>> begin Material for this exercise

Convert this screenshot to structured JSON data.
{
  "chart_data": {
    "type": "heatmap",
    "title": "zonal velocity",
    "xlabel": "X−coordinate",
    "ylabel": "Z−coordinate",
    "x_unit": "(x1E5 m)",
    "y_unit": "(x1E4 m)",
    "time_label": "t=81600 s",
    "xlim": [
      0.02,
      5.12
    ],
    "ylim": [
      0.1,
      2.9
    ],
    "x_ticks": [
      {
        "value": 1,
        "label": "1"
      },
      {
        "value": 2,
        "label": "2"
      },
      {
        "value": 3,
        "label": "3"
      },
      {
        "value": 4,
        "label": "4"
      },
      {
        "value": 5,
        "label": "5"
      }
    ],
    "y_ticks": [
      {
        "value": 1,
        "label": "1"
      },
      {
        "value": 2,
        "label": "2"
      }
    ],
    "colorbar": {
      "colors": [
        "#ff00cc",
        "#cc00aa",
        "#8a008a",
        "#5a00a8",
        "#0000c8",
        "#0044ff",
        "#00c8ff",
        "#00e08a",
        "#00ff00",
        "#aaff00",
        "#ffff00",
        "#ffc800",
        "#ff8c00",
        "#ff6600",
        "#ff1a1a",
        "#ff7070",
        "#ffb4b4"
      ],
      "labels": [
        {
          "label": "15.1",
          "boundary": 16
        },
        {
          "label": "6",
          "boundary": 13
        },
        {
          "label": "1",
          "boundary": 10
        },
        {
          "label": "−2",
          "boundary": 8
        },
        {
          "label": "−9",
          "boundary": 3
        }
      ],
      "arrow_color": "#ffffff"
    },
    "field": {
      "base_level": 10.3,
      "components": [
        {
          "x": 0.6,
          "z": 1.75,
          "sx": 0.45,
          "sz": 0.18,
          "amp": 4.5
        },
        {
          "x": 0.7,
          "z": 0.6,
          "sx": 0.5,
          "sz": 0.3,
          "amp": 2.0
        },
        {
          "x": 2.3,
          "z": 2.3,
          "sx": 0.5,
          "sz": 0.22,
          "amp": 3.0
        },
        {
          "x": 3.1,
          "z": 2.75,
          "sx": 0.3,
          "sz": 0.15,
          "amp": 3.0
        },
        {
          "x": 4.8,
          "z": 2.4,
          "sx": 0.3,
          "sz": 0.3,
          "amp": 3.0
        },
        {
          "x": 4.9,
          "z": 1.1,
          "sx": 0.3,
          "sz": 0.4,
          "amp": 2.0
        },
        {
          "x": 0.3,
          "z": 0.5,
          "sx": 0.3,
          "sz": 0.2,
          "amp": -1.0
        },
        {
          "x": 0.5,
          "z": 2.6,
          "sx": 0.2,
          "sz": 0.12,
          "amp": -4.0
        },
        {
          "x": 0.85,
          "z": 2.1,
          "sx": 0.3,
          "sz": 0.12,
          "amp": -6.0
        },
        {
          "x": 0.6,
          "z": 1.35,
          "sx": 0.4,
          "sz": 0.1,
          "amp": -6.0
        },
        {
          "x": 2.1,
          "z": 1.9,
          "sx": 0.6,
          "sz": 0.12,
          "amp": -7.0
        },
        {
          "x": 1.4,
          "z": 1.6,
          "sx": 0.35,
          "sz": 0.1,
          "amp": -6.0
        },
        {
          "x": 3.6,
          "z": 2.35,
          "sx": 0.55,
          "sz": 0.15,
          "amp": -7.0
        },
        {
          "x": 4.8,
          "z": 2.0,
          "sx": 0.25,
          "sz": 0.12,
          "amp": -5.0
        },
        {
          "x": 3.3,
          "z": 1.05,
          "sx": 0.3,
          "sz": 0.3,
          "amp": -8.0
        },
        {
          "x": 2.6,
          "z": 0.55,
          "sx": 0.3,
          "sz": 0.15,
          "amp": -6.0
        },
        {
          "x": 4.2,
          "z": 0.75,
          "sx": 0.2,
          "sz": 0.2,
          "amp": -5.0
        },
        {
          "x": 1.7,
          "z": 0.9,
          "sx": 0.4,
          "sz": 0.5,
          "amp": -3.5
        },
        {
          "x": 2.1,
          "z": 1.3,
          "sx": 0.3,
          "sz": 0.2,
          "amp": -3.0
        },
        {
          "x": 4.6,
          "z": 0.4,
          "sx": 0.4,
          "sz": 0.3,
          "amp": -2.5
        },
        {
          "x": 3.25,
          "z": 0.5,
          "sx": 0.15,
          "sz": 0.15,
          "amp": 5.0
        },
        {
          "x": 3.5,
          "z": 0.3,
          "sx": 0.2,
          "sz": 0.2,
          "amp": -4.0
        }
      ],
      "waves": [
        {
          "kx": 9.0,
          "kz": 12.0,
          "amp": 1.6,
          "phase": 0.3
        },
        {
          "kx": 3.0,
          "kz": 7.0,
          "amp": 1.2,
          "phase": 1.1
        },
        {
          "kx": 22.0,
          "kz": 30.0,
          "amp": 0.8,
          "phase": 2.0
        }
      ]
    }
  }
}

>> end Material for this exercise

# Given problem
Return each line with "boundary".

# Task output
          "boundary": 16
          "boundary": 13
          "boundary": 10
          "boundary": 8
          "boundary": 3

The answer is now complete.